> [What you will do]:
Using the data below, repeat all of it precisely.

> [Listing]:
□ □ □ □ □ □ □
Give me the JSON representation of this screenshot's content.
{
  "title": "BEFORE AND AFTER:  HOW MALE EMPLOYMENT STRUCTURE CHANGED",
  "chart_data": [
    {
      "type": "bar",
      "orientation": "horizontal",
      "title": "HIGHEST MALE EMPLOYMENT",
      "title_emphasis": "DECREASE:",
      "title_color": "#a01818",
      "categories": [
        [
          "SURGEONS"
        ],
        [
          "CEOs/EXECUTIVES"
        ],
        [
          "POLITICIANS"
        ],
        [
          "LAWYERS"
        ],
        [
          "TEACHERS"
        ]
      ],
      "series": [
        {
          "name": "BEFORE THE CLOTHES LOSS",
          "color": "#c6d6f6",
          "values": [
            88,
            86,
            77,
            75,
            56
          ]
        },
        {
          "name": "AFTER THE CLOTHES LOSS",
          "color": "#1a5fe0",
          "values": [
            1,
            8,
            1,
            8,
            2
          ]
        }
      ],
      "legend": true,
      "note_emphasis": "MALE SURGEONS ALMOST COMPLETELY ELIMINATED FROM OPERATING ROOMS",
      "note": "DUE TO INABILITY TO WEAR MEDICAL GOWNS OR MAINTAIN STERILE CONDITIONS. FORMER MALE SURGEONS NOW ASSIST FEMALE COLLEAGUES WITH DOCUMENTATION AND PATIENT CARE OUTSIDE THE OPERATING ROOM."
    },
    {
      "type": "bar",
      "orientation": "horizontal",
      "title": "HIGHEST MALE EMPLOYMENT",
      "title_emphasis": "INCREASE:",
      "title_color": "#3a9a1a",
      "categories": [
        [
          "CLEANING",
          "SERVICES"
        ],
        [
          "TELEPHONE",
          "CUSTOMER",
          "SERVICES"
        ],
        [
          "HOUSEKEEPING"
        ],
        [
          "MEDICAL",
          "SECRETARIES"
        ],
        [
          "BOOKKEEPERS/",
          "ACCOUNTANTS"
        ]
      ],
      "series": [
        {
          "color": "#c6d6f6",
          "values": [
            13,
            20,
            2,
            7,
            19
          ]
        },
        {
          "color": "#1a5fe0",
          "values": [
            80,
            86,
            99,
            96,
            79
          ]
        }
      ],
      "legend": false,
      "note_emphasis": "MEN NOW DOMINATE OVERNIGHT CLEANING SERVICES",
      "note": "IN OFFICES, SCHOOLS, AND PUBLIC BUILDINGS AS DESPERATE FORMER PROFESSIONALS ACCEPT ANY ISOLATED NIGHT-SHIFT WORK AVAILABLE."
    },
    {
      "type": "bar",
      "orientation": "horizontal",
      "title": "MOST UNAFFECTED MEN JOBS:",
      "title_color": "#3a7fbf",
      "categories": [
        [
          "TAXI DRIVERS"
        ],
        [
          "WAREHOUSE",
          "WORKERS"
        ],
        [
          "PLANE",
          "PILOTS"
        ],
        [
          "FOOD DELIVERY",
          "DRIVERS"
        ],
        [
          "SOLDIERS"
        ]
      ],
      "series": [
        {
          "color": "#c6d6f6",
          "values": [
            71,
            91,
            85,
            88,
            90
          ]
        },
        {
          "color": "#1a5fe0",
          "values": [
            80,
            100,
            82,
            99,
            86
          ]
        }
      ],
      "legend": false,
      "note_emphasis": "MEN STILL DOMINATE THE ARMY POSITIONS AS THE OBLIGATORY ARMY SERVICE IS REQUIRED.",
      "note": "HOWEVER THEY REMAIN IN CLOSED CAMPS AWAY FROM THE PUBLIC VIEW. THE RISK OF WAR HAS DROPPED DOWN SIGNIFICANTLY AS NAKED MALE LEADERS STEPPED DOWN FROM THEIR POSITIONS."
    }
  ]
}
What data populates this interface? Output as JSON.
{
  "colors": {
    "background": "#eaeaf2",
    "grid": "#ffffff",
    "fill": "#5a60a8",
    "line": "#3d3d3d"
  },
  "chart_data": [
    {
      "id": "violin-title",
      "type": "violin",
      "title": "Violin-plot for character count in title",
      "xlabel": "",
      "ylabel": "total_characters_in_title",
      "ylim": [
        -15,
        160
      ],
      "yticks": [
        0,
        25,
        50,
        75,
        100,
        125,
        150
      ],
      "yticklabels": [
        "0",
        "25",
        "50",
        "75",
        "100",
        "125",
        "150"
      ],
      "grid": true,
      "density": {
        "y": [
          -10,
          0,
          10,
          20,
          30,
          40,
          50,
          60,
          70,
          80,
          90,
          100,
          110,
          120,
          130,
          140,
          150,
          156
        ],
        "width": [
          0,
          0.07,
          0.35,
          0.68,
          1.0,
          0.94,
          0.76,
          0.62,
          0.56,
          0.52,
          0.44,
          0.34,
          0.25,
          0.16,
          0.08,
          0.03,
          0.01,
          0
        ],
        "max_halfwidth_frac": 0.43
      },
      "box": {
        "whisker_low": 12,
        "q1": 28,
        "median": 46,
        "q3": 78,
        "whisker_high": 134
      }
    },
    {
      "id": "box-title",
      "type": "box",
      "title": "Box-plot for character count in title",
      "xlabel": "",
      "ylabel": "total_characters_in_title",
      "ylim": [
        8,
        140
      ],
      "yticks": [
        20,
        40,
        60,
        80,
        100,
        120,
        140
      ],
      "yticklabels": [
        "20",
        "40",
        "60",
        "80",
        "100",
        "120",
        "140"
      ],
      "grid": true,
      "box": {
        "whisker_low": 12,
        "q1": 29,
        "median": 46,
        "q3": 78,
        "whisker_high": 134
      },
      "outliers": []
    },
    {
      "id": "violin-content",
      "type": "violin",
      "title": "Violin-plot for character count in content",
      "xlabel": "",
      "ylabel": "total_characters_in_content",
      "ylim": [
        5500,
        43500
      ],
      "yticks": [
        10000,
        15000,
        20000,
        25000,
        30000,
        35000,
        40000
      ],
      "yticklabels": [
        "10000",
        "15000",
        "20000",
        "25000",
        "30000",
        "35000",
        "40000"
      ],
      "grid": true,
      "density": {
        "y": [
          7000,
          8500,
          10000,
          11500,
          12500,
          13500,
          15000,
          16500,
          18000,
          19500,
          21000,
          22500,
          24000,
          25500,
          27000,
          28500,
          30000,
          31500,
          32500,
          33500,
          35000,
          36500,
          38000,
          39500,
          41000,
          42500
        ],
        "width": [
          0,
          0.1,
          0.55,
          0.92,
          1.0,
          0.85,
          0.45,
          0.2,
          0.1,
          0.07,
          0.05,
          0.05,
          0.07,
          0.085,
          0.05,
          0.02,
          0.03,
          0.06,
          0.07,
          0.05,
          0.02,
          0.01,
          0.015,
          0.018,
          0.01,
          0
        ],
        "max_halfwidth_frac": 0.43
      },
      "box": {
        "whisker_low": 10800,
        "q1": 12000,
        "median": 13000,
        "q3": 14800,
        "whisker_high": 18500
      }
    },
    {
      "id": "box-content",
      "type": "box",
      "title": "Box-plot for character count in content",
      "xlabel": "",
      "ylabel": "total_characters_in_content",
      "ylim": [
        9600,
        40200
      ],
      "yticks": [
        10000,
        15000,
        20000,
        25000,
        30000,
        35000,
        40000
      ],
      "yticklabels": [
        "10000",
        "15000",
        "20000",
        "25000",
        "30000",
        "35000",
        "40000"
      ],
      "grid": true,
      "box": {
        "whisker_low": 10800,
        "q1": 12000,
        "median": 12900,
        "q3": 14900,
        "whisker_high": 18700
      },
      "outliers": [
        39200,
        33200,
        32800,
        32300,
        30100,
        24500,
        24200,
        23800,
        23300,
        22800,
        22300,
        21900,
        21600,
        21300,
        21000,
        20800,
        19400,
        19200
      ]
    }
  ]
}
□ □ □ □ □ □ □
> [Output for this exercise]:
Give me the JSON representation of this screenshot's content.
{
  "title": "BEFORE AND AFTER:  HOW MALE EMPLOYMENT STRUCTURE CHANGED",
  "chart_data": [
    {
      "type": "bar",
      "orientation": "horizontal",
      "title": "HIGHEST MALE EMPLOYMENT",
      "title_emphasis": "DECREASE:",
      "title_color": "#a01818",
      "categories": [
        [
          "SURGEONS"
        ],
        [
          "CEOs/EXECUTIVES"
        ],
        [
          "POLITICIANS"
        ],
        [
          "LAWYERS"
        ],
        [
          "TEACHERS"
        ]
      ],
      "series": [
        {
          "name": "BEFORE THE CLOTHES LOSS",
          "color": "#c6d6f6",
          "values": [
            88,
            86,
            77,
            75,
            56
          ]
        },
        {
          "name": "AFTER THE CLOTHES LOSS",
          "color": "#1a5fe0",
          "values": [
            1,
            8,
            1,
            8,
            2
          ]
        }
      ],
      "legend": true,
      "note_emphasis": "MALE SURGEONS ALMOST COMPLETELY ELIMINATED FROM OPERATING ROOMS",
      "note": "DUE TO INABILITY TO WEAR MEDICAL GOWNS OR MAINTAIN STERILE CONDITIONS. FORMER MALE SURGEONS NOW ASSIST FEMALE COLLEAGUES WITH DOCUMENTATION AND PATIENT CARE OUTSIDE THE OPERATING ROOM."
    },
    {
      "type": "bar",
      "orientation": "horizontal",
      "title": "HIGHEST MALE EMPLOYMENT",
      "title_emphasis": "INCREASE:",
      "title_color": "#3a9a1a",
      "categories": [
        [
          "CLEANING",
          "SERVICES"
        ],
        [
          "TELEPHONE",
          "CUSTOMER",
          "SERVICES"
        ],
        [
          "HOUSEKEEPING"
        ],
        [
          "MEDICAL",
          "SECRETARIES"
        ],
        [
          "BOOKKEEPERS/",
          "ACCOUNTANTS"
        ]
      ],
      "series": [
        {
          "color": "#c6d6f6",
          "values": [
            13,
            20,
            2,
            7,
            19
          ]
        },
        {
          "color": "#1a5fe0",
          "values": [
            80,
            86,
            99,
            96,
            79
          ]
        }
      ],
      "legend": false,
      "note_emphasis": "MEN NOW DOMINATE OVERNIGHT CLEANING SERVICES",
      "note": "IN OFFICES, SCHOOLS, AND PUBLIC BUILDINGS AS DESPERATE FORMER PROFESSIONALS ACCEPT ANY ISOLATED NIGHT-SHIFT WORK AVAILABLE."
    },
    {
      "type": "bar",
      "orientation": "horizontal",
      "title": "MOST UNAFFECTED MEN JOBS:",
      "title_color": "#3a7fbf",
      "categories": [
        [
          "TAXI DRIVERS"
        ],
        [
          "WAREHOUSE",
          "WORKERS"
        ],
        [
          "PLANE",
          "PILOTS"
        ],
        [
          "FOOD DELIVERY",
          "DRIVERS"
        ],
        [
          "SOLDIERS"
        ]
      ],
      "series": [
        {
          "color": "#c6d6f6",
          "values": [
            71,
            91,
            85,
            88,
            90
          ]
        },
        {
          "color": "#1a5fe0",
          "values": [
            80,
            100,
            82,
            99,
            86
          ]
        }
      ],
      "legend": false,
      "note_emphasis": "MEN STILL DOMINATE THE ARMY POSITIONS AS THE OBLIGATORY ARMY SERVICE IS REQUIRED.",
      "note": "HOWEVER THEY REMAIN IN CLOSED CAMPS AWAY FROM THE PUBLIC VIEW. THE RISK OF WAR HAS DROPPED DOWN SIGNIFICANTLY AS NAKED MALE LEADERS STEPPED DOWN FROM THEIR POSITIONS."
    }
  ]
}
What data populates this interface? Output as JSON.
{
  "colors": {
    "background": "#eaeaf2",
    "grid": "#ffffff",
    "fill": "#5a60a8",
    "line": "#3d3d3d"
  },
  "chart_data": [
    {
      "id": "violin-title",
      "type": "violin",
      "title": "Violin-plot for character count in title",
      "xlabel": "",
      "ylabel": "total_characters_in_title",
      "ylim": [
        -15,
        160
      ],
      "yticks": [
        0,
        25,
        50,
        75,
        100,
        125,
        150
      ],
      "yticklabels": [
        "0",
        "25",
        "50",
        "75",
        "100",
        "125",
        "150"
      ],
      "grid": true,
      "density": {
        "y": [
          -10,
          0,
          10,
          20,
          30,
          40,
          50,
          60,
          70,
          80,
          90,
          100,
          110,
          120,
          130,
          140,
          150,
          156
        ],
        "width": [
          0,
          0.07,
          0.35,
          0.68,
          1.0,
          0.94,
          0.76,
          0.62,
          0.56,
          0.52,
          0.44,
          0.34,
          0.25,
          0.16,
          0.08,
          0.03,
          0.01,
          0
        ],
        "max_halfwidth_frac": 0.43
      },
      "box": {
        "whisker_low": 12,
        "q1": 28,
        "median": 46,
        "q3": 78,
        "whisker_high": 134
      }
    },
    {
      "id": "box-title",
      "type": "box",
      "title": "Box-plot for character count in title",
      "xlabel": "",
      "ylabel": "total_characters_in_title",
      "ylim": [
        8,
        140
      ],
      "yticks": [
        20,
        40,
        60,
        80,
        100,
        120,
        140
      ],
      "yticklabels": [
        "20",
        "40",
        "60",
        "80",
        "100",
        "120",
        "140"
      ],
      "grid": true,
      "box": {
        "whisker_low": 12,
        "q1": 29,
        "median": 46,
        "q3": 78,
        "whisker_high": 134
      },
      "outliers": []
    },
    {
      "id": "violin-content",
      "type": "violin",
      "title": "Violin-plot for character count in content",
      "xlabel": "",
      "ylabel": "total_characters_in_content",
      "ylim": [
        5500,
        43500
      ],
      "yticks": [
        10000,
        15000,
        20000,
        25000,
        30000,
        35000,
        40000
      ],
      "yticklabels": [
        "10000",
        "15000",
        "20000",
        "25000",
        "30000",
        "35000",
        "40000"
      ],
      "grid": true,
      "density": {
        "y": [
          7000,
          8500,
          10000,
          11500,
          12500,
          13500,
          15000,
          16500,
          18000,
          19500,
          21000,
          22500,
          24000,
          25500,
          27000,
          28500,
          30000,
          31500,
          32500,
          33500,
          35000,
          36500,
          38000,
          39500,
          41000,
          42500
        ],
        "width": [
          0,
          0.1,
          0.55,
          0.92,
          1.0,
          0.85,
          0.45,
          0.2,
          0.1,
          0.07,
          0.05,
          0.05,
          0.07,
          0.085,
          0.05,
          0.02,
          0.03,
          0.06,
          0.07,
          0.05,
          0.02,
          0.01,
          0.015,
          0.018,
          0.01,
          0
        ],
        "max_halfwidth_frac": 0.43
      },
      "box": {
        "whisker_low": 10800,
        "q1": 12000,
        "median": 13000,
        "q3": 14800,
        "whisker_high": 18500
      }
    },
    {
      "id": "box-content",
      "type": "box",
      "title": "Box-plot for character count in content",
      "xlabel": "",
      "ylabel": "total_characters_in_content",
      "ylim": [
        9600,
        40200
      ],
      "yticks": [
        10000,
        15000,
        20000,
        25000,
        30000,
        35000,
        40000
      ],
      "yticklabels": [
        "10000",
        "15000",
        "20000",
        "25000",
        "30000",
        "35000",
        "40000"
      ],
      "grid": true,
      "box": {
        "whisker_low": 10800,
        "q1": 12000,
        "median": 12900,
        "q3": 14900,
        "whisker_high": 18700
      },
      "outliers": [
        39200,
        33200,
        32800,
        32300,
        30100,
        24500,
        24200,
        23800,
        23300,
        22800,
        22300,
        21900,
        21600,
        21300,
        21000,
        20800,
        19400,
        19200
      ]
    }
  ]
}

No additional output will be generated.